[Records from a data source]
↓↓↓

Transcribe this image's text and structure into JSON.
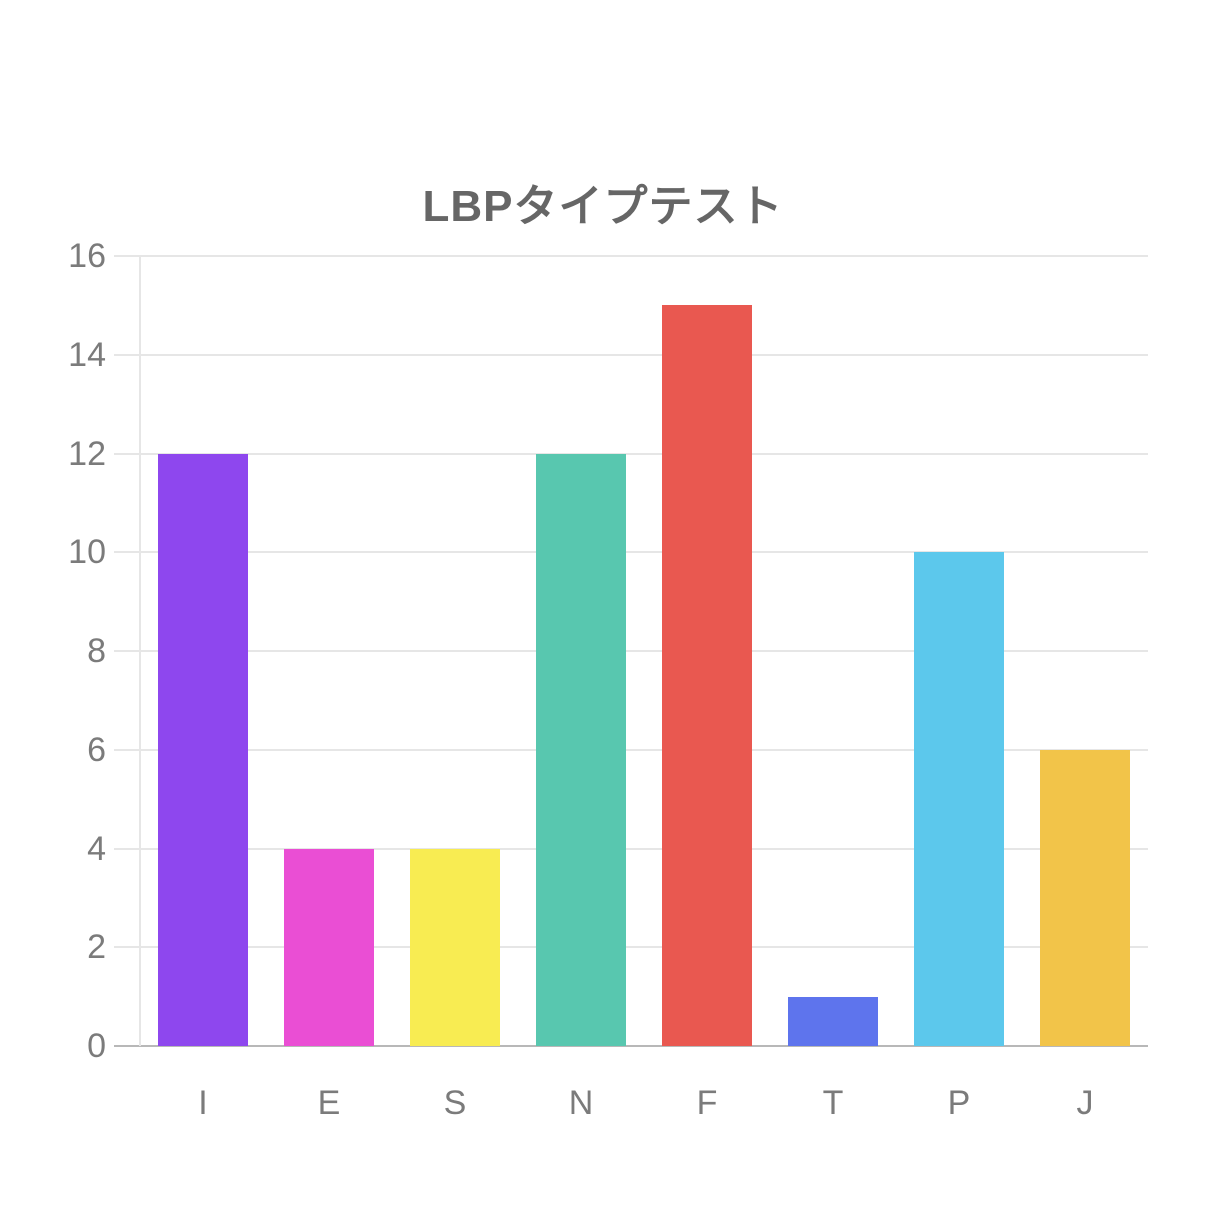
{
  "title": "LBPタイプテスト",
  "chart_data": {
    "type": "bar",
    "title": "LBPタイプテスト",
    "categories": [
      "I",
      "E",
      "S",
      "N",
      "F",
      "T",
      "P",
      "J"
    ],
    "values": [
      12,
      4,
      4,
      12,
      15,
      1,
      10,
      6
    ],
    "bar_colors": [
      "#8e47ee",
      "#ea4ed4",
      "#f8ec52",
      "#58c7af",
      "#e95850",
      "#5e74ed",
      "#5cc8ec",
      "#f2c449"
    ],
    "xlabel": "",
    "ylabel": "",
    "ylim": [
      0,
      16
    ],
    "yticks": [
      0,
      2,
      4,
      6,
      8,
      10,
      12,
      14,
      16
    ],
    "grid": true,
    "legend_position": "none"
  },
  "colors": {
    "background": "#ffffff",
    "title_text": "#666666",
    "axis_text": "#7b7b7b",
    "gridline": "#e6e6e6",
    "axis_line": "#b8b8b8"
  }
}
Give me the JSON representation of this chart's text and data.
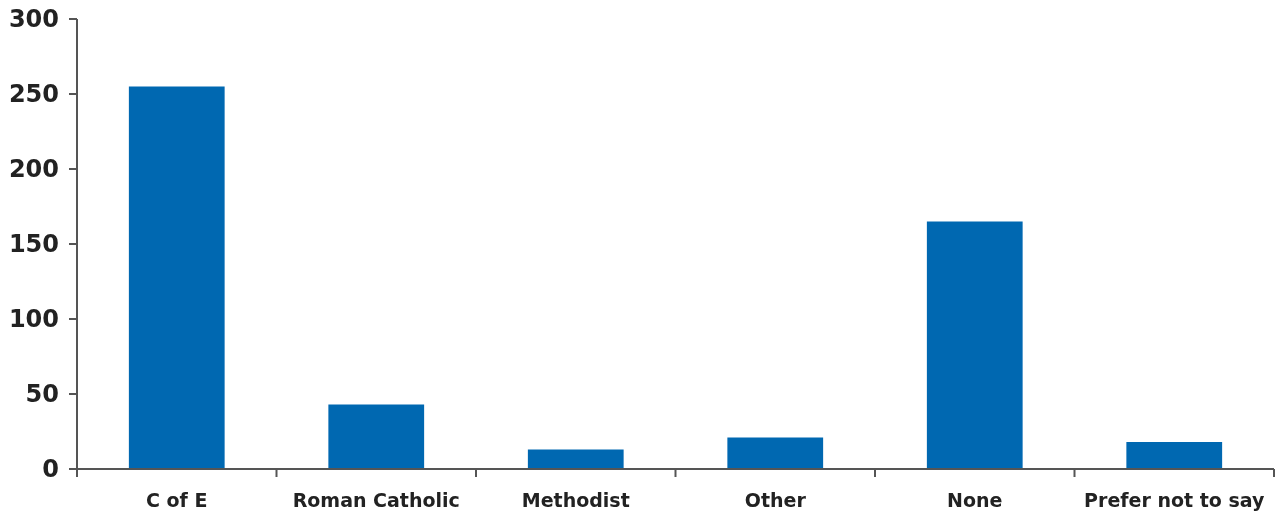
{
  "chart_data": {
    "type": "bar",
    "categories": [
      "C of E",
      "Roman Catholic",
      "Methodist",
      "Other",
      "None",
      "Prefer not to say"
    ],
    "values": [
      255,
      43,
      13,
      21,
      165,
      18
    ],
    "color": "#0068b1",
    "ylim": [
      0,
      300
    ],
    "yticks": [
      0,
      50,
      100,
      150,
      200,
      250,
      300
    ],
    "grid": false
  }
}
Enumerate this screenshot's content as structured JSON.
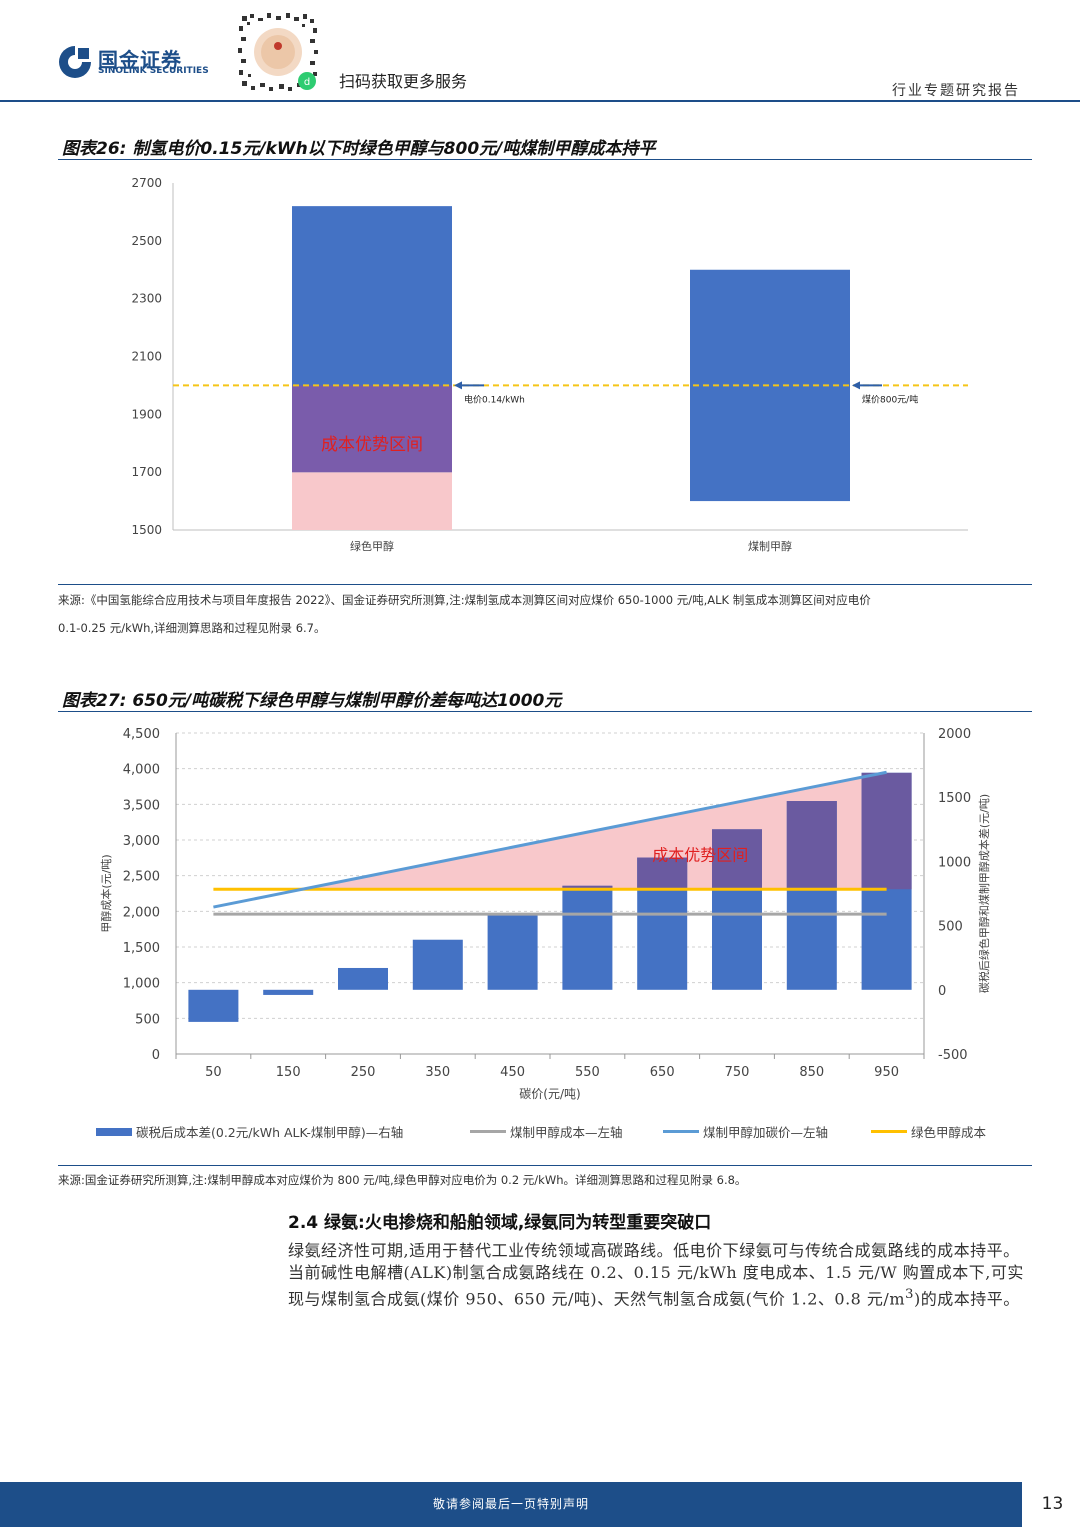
{
  "header": {
    "logo_cn": "国金证券",
    "logo_en": "SINOLINK SECURITIES",
    "qr_caption": "扫码获取更多服务",
    "report_type": "行业专题研究报告",
    "brand_color": "#1d4e89"
  },
  "figure26": {
    "title": "图表26: 制氢电价0.15元/kWh以下时绿色甲醇与800元/吨煤制甲醇成本持平",
    "source_line1": "来源:《中国氢能综合应用技术与项目年度报告 2022》、国金证券研究所测算,注:煤制氢成本测算区间对应煤价 650-1000 元/吨,ALK 制氢成本测算区间对应电价",
    "source_line2": "0.1-0.25 元/kWh,详细测算思路和过程见附录 6.7。"
  },
  "figure27": {
    "title": "图表27: 650元/吨碳税下绿色甲醇与煤制甲醇价差每吨达1000元",
    "source": "来源:国金证券研究所测算,注:煤制甲醇成本对应煤价为 800 元/吨,绿色甲醇对应电价为 0.2 元/kWh。详细测算思路和过程见附录 6.8。",
    "legend": [
      {
        "label": "碳税后成本差(0.2元/kWh ALK-煤制甲醇)—右轴",
        "color": "#4472c4"
      },
      {
        "label": "煤制甲醇成本—左轴",
        "color": "#a6a6a6"
      },
      {
        "label": "煤制甲醇加碳价—左轴",
        "color": "#5b9bd5"
      },
      {
        "label": "绿色甲醇成本",
        "color": "#ffc000"
      }
    ]
  },
  "section": {
    "title": "2.4 绿氨:火电掺烧和船舶领域,绿氨同为转型重要突破口",
    "para_html": "绿氨经济性可期,适用于替代工业传统领域高碳路线。低电价下绿氨可与传统合成氨路线的成本持平。当前碱性电解槽(ALK)制氢合成氨路线在 0.2、0.15 元/kWh 度电成本、1.5 元/W 购置成本下,可实现与煤制氢合成氨(煤价 950、650 元/吨)、天然气制氢合成氨(气价 1.2、0.8 元/m<sup>3</sup>)的成本持平。"
  },
  "footer": {
    "notice": "敬请参阅最后一页特别声明",
    "page": "13"
  },
  "chart_data": [
    {
      "type": "bar",
      "categories": [
        "绿色甲醇",
        "煤制甲醇"
      ],
      "ranges": [
        [
          1500,
          2620
        ],
        [
          1600,
          2400
        ]
      ],
      "ylim": [
        1500,
        2700
      ],
      "yticks": [
        1500,
        1700,
        1900,
        2100,
        2300,
        2500,
        2700
      ],
      "reference_line": 2000,
      "advantage_zone": {
        "from": 1700,
        "to": 2000,
        "label": "成本优势区间"
      },
      "pink_zone": [
        1500,
        1700
      ],
      "annotations": [
        {
          "text": "电价0.14/kWh",
          "category": 0,
          "y": 2000
        },
        {
          "text": "煤价800元/吨",
          "category": 1,
          "y": 2000
        }
      ],
      "colors": {
        "bar": "#4472c4",
        "purple": "#7a5cab",
        "pink": "#f8c8cb",
        "dashed": "#f5c518"
      },
      "xlabel": "",
      "ylabel": "",
      "grid": false
    },
    {
      "type": "bar",
      "categories": [
        50,
        150,
        250,
        350,
        450,
        550,
        650,
        750,
        850,
        950
      ],
      "xlabel": "碳价(元/吨)",
      "ylabel_left": "甲醇成本(元/吨)",
      "ylabel_right": "碳税后绿色甲醇和煤制甲醇成本差(元/吨)",
      "ylim_left": [
        0,
        4500
      ],
      "yticks_left": [
        "0",
        "500",
        "1,000",
        "1,500",
        "2,000",
        "2,500",
        "3,000",
        "3,500",
        "4,000",
        "4,500"
      ],
      "ylim_right": [
        -500,
        2000
      ],
      "yticks_right": [
        "-500",
        "0",
        "500",
        "1000",
        "1500",
        "2000"
      ],
      "series": [
        {
          "name": "碳税后成本差(0.2元/kWh ALK-煤制甲醇)—右轴",
          "axis": "right",
          "kind": "bar",
          "values": [
            -250,
            -40,
            170,
            390,
            590,
            810,
            1030,
            1250,
            1470,
            1690
          ]
        },
        {
          "name": "煤制甲醇成本—左轴",
          "axis": "left",
          "kind": "line",
          "values": [
            1960,
            1960,
            1960,
            1960,
            1960,
            1960,
            1960,
            1960,
            1960,
            1960
          ]
        },
        {
          "name": "煤制甲醇加碳价—左轴",
          "axis": "left",
          "kind": "line",
          "values": [
            2060,
            2270,
            2480,
            2690,
            2900,
            3110,
            3320,
            3530,
            3740,
            3950
          ]
        },
        {
          "name": "绿色甲醇成本",
          "axis": "left",
          "kind": "line",
          "values": [
            2310,
            2310,
            2310,
            2310,
            2310,
            2310,
            2310,
            2310,
            2310,
            2310
          ]
        }
      ],
      "advantage_label": "成本优势区间",
      "colors": {
        "bar": "#4472c4",
        "bar_overlap": "#6a5aa0",
        "pink": "#f8c8cb",
        "gray": "#a6a6a6",
        "blue_line": "#5b9bd5",
        "yellow": "#ffc000"
      },
      "grid": true
    }
  ]
}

↑↑↑

THE EXERCISE |
Images in the records should not be copied. Repeat all the rest exactly.

TASK RESPONSE |
Transcribe this image's text and structure into JSON.
{
  "title": "LBPタイプテスト",
  "chart_data": {
    "type": "bar",
    "title": "LBPタイプテスト",
    "categories": [
      "I",
      "E",
      "S",
      "N",
      "F",
      "T",
      "P",
      "J"
    ],
    "values": [
      12,
      4,
      4,
      12,
      15,
      1,
      10,
      6
    ],
    "bar_colors": [
      "#8e47ee",
      "#ea4ed4",
      "#f8ec52",
      "#58c7af",
      "#e95850",
      "#5e74ed",
      "#5cc8ec",
      "#f2c449"
    ],
    "xlabel": "",
    "ylabel": "",
    "ylim": [
      0,
      16
    ],
    "yticks": [
      0,
      2,
      4,
      6,
      8,
      10,
      12,
      14,
      16
    ],
    "grid": true,
    "legend_position": "none"
  },
  "colors": {
    "background": "#ffffff",
    "title_text": "#666666",
    "axis_text": "#7b7b7b",
    "gridline": "#e6e6e6",
    "axis_line": "#b8b8b8"
  }
}
Give me the JSON representation of this chart's text and data.
{
  "chart_data": {
    "type": "bar",
    "categories": [
      "C of E",
      "Roman Catholic",
      "Methodist",
      "Other",
      "None",
      "Prefer not to say"
    ],
    "values": [
      255,
      43,
      13,
      21,
      165,
      18
    ],
    "color": "#0068b1",
    "ylim": [
      0,
      300
    ],
    "yticks": [
      0,
      50,
      100,
      150,
      200,
      250,
      300
    ],
    "grid": false
  }
}
Enumerate this screenshot's content as structured JSON.
{
  "header": {
    "logo_cn": "国金证券",
    "logo_en": "SINOLINK SECURITIES",
    "qr_caption": "扫码获取更多服务",
    "report_type": "行业专题研究报告",
    "brand_color": "#1d4e89"
  },
  "figure26": {
    "title": "图表26: 制氢电价0.15元/kWh以下时绿色甲醇与800元/吨煤制甲醇成本持平",
    "source_line1": "来源:《中国氢能综合应用技术与项目年度报告 2022》、国金证券研究所测算,注:煤制氢成本测算区间对应煤价 650-1000 元/吨,ALK 制氢成本测算区间对应电价",
    "source_line2": "0.1-0.25 元/kWh,详细测算思路和过程见附录 6.7。"
  },
  "figure27": {
    "title": "图表27: 650元/吨碳税下绿色甲醇与煤制甲醇价差每吨达1000元",
    "source": "来源:国金证券研究所测算,注:煤制甲醇成本对应煤价为 800 元/吨,绿色甲醇对应电价为 0.2 元/kWh。详细测算思路和过程见附录 6.8。",
    "legend": [
      {
        "label": "碳税后成本差(0.2元/kWh ALK-煤制甲醇)—右轴",
        "color": "#4472c4"
      },
      {
        "label": "煤制甲醇成本—左轴",
        "color": "#a6a6a6"
      },
      {
        "label": "煤制甲醇加碳价—左轴",
        "color": "#5b9bd5"
      },
      {
        "label": "绿色甲醇成本",
        "color": "#ffc000"
      }
    ]
  },
  "section": {
    "title": "2.4 绿氨:火电掺烧和船舶领域,绿氨同为转型重要突破口",
    "para_html": "绿氨经济性可期,适用于替代工业传统领域高碳路线。低电价下绿氨可与传统合成氨路线的成本持平。当前碱性电解槽(ALK)制氢合成氨路线在 0.2、0.15 元/kWh 度电成本、1.5 元/W 购置成本下,可实现与煤制氢合成氨(煤价 950、650 元/吨)、天然气制氢合成氨(气价 1.2、0.8 元/m<sup>3</sup>)的成本持平。"
  },
  "footer": {
    "notice": "敬请参阅最后一页特别声明",
    "page": "13"
  },
  "chart_data": [
    {
      "type": "bar",
      "categories": [
        "绿色甲醇",
        "煤制甲醇"
      ],
      "ranges": [
        [
          1500,
          2620
        ],
        [
          1600,
          2400
        ]
      ],
      "ylim": [
        1500,
        2700
      ],
      "yticks": [
        1500,
        1700,
        1900,
        2100,
        2300,
        2500,
        2700
      ],
      "reference_line": 2000,
      "advantage_zone": {
        "from": 1700,
        "to": 2000,
        "label": "成本优势区间"
      },
      "pink_zone": [
        1500,
        1700
      ],
      "annotations": [
        {
          "text": "电价0.14/kWh",
          "category": 0,
          "y": 2000
        },
        {
          "text": "煤价800元/吨",
          "category": 1,
          "y": 2000
        }
      ],
      "colors": {
        "bar": "#4472c4",
        "purple": "#7a5cab",
        "pink": "#f8c8cb",
        "dashed": "#f5c518"
      },
      "xlabel": "",
      "ylabel": "",
      "grid": false
    },
    {
      "type": "bar",
      "categories": [
        50,
        150,
        250,
        350,
        450,
        550,
        650,
        750,
        850,
        950
      ],
      "xlabel": "碳价(元/吨)",
      "ylabel_left": "甲醇成本(元/吨)",
      "ylabel_right": "碳税后绿色甲醇和煤制甲醇成本差(元/吨)",
      "ylim_left": [
        0,
        4500
      ],
      "yticks_left": [
        "0",
        "500",
        "1,000",
        "1,500",
        "2,000",
        "2,500",
        "3,000",
        "3,500",
        "4,000",
        "4,500"
      ],
      "ylim_right": [
        -500,
        2000
      ],
      "yticks_right": [
        "-500",
        "0",
        "500",
        "1000",
        "1500",
        "2000"
      ],
      "series": [
        {
          "name": "碳税后成本差(0.2元/kWh ALK-煤制甲醇)—右轴",
          "axis": "right",
          "kind": "bar",
          "values": [
            -250,
            -40,
            170,
            390,
            590,
            810,
            1030,
            1250,
            1470,
            1690
          ]
        },
        {
          "name": "煤制甲醇成本—左轴",
          "axis": "left",
          "kind": "line",
          "values": [
            1960,
            1960,
            1960,
            1960,
            1960,
            1960,
            1960,
            1960,
            1960,
            1960
          ]
        },
        {
          "name": "煤制甲醇加碳价—左轴",
          "axis": "left",
          "kind": "line",
          "values": [
            2060,
            2270,
            2480,
            2690,
            2900,
            3110,
            3320,
            3530,
            3740,
            3950
          ]
        },
        {
          "name": "绿色甲醇成本",
          "axis": "left",
          "kind": "line",
          "values": [
            2310,
            2310,
            2310,
            2310,
            2310,
            2310,
            2310,
            2310,
            2310,
            2310
          ]
        }
      ],
      "advantage_label": "成本优势区间",
      "colors": {
        "bar": "#4472c4",
        "bar_overlap": "#6a5aa0",
        "pink": "#f8c8cb",
        "gray": "#a6a6a6",
        "blue_line": "#5b9bd5",
        "yellow": "#ffc000"
      },
      "grid": true
    }
  ]
}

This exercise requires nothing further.